Tableau server also allows users to administer some tasks through its built-in tabcmd command-line utility e.g. creating and deleting users, exporting views or workbooks, publishing data sources etc. It’s a handy tool which can simplify administrative efforts and in this specific example we will be using it for creating report exports in an automated fashion.

In order to demo this solution on a typical business-like data, let’s create a sample data set and a very rudimentary Tableau report. The following SQL builds a single table database running on a local Microsoft SQL Server platform and populates it with dummy sales data.


/*==============================================================================
STEP 1
Create SampleDB databases on the local instance
==============================================================================*/
USE [master];
GO
IF EXISTS (SELECT name FROM sys.databases WHERE name = N'SampleDB')
BEGIN
    -- Close connections to the StagingDB database
    ALTER DATABASE SampleDB SET SINGLE_USER WITH ROLLBACK IMMEDIATE;
    DROP DATABASE SampleDB;
END;
GO
-- Create SampleDB database and log files
CREATE DATABASE SampleDB
ON PRIMARY
       (
           NAME = N'SampleDB',
           FILENAME = N'C:\Program Files\Microsoft SQL Server\MSSQL13.MSSQL2016DEV\MSSQL\DATA\SampleDB.mdf',		   
           SIZE = 10MB,
           MAXSIZE = 1GB,
           FILEGROWTH = 10MB
       )

◆ **REQUEST 1**
Retype the Tableau excerpt, everything from "Tableau server also" down to "dummy sales data.".
◆ **REQUEST 2**
In the Tableau excerpt, what maximum size does the SQL set for the SampleDB database file?
◆ **REQUEST 3**
Decide whether each statement agrees with the Tableau excerpt, answering yes or no and quoting the words that settle it: (a) tabcmd is a command-line utility built into Tableau server. (b) The SQL fills the table with real sales data. (c) The SampleDB database file grows in steps of 10MB.
None of the data is needed for any of these tasks.

◆ **MATERIAL PROVIDED**
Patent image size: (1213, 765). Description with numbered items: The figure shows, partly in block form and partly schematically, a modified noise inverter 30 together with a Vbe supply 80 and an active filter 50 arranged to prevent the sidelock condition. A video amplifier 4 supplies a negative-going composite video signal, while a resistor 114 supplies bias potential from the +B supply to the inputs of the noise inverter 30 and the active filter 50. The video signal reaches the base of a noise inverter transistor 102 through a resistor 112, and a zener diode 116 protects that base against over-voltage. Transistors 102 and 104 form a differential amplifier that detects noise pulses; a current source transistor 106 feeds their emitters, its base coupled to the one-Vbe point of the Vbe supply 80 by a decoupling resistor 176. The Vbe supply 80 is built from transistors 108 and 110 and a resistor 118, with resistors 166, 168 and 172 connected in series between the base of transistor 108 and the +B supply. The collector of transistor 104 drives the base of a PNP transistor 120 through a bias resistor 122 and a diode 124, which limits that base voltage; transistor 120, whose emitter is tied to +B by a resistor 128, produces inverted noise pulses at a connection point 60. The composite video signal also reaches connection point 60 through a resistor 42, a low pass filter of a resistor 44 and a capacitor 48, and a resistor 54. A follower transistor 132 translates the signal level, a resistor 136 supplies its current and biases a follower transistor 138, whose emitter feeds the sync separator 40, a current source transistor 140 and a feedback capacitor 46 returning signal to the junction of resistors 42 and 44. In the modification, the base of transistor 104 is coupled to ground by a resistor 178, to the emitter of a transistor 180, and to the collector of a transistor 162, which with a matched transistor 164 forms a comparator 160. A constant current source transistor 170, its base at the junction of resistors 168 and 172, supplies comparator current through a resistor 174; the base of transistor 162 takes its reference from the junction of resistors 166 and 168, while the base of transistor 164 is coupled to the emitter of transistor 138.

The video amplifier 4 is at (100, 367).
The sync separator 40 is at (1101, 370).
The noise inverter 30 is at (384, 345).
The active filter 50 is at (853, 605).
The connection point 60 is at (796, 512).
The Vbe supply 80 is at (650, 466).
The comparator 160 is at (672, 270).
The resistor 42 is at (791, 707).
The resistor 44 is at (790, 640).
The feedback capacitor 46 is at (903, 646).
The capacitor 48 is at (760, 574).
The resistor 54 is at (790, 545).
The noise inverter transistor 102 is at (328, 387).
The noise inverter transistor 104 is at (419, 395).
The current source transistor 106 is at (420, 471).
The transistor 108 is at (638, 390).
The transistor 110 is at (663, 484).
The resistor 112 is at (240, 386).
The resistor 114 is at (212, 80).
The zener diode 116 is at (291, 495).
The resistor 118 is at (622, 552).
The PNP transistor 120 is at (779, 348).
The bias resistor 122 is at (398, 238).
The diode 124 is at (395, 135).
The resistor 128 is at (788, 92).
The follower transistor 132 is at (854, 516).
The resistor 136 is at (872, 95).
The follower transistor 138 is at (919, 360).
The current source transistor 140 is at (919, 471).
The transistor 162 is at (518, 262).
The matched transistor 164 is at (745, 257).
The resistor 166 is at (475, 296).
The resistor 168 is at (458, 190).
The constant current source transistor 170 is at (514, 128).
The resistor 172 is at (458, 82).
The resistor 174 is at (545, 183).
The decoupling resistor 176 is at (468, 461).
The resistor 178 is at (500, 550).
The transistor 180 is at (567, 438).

==

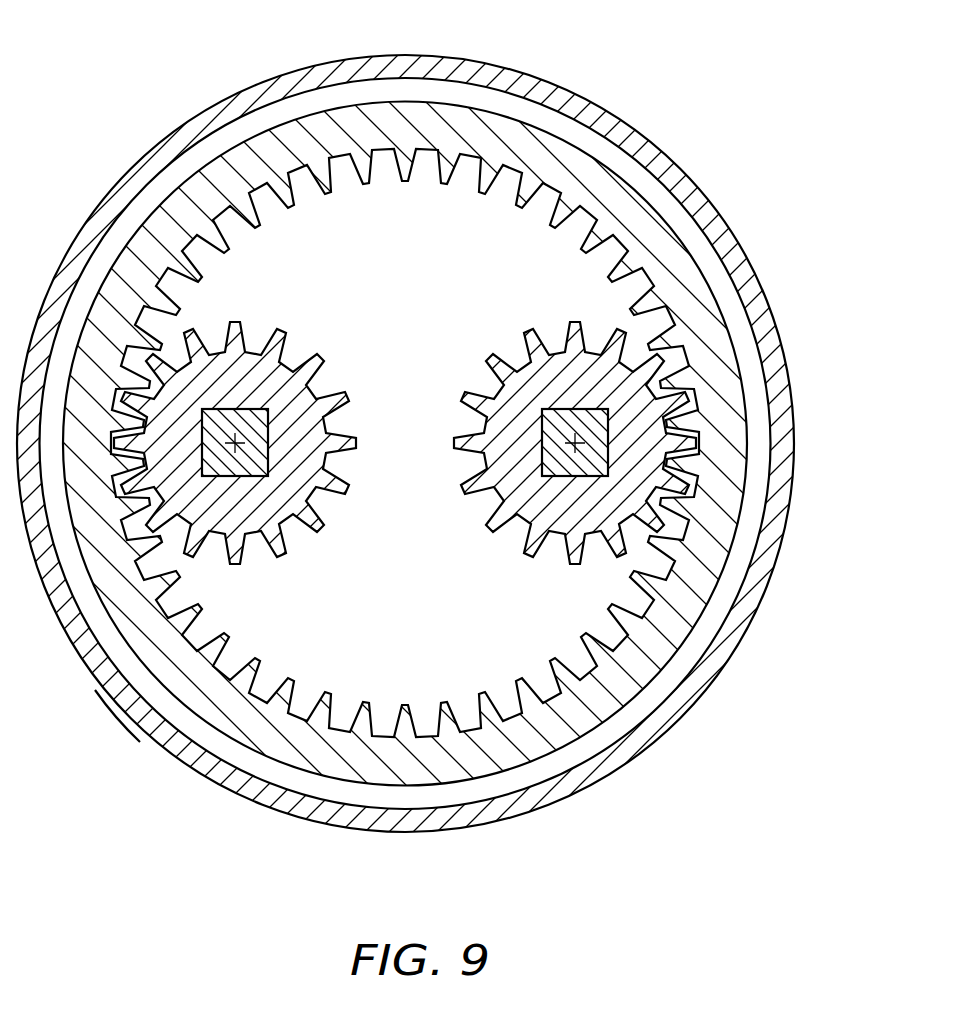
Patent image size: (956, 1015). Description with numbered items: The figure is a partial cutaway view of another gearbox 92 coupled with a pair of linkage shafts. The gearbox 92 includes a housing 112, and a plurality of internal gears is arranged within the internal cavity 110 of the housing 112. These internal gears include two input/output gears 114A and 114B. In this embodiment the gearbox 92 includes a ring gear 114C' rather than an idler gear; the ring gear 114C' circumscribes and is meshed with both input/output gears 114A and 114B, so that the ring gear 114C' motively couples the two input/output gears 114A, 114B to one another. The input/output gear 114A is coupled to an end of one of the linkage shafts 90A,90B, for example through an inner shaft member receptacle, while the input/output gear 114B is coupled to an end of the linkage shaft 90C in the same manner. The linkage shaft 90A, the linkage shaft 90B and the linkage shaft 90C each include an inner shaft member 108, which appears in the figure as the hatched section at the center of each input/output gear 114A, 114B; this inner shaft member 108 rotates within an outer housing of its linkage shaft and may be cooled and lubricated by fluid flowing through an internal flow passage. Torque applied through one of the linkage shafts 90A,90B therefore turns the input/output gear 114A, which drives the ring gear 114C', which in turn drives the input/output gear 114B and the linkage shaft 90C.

◆ **FINAL ANSWER 1**
Tableau server also allows users to administer some tasks through its built-in tabcmd command-line utility e.g. creating and deleting users, exporting views or workbooks, publishing data sources etc. It’s a handy tool which can simplify administrative efforts and in this specific example we will be using it for creating report exports in an automated fashion.

In order to demo this solution on a typical business-like data, let’s create a sample data set and a very rudimentary Tableau report. The following SQL builds a single table database running on a local Microsoft SQL Server platform and populates it with dummy sales data.

◆ **FINAL ANSWER 2**
1GB

◆ **FINAL ANSWER 3**
(a) Yes: "its built-in tabcmd command-line utility"
(b) No: "populates it with dummy sales data"
(c) Yes: "FILEGROWTH = 10MB"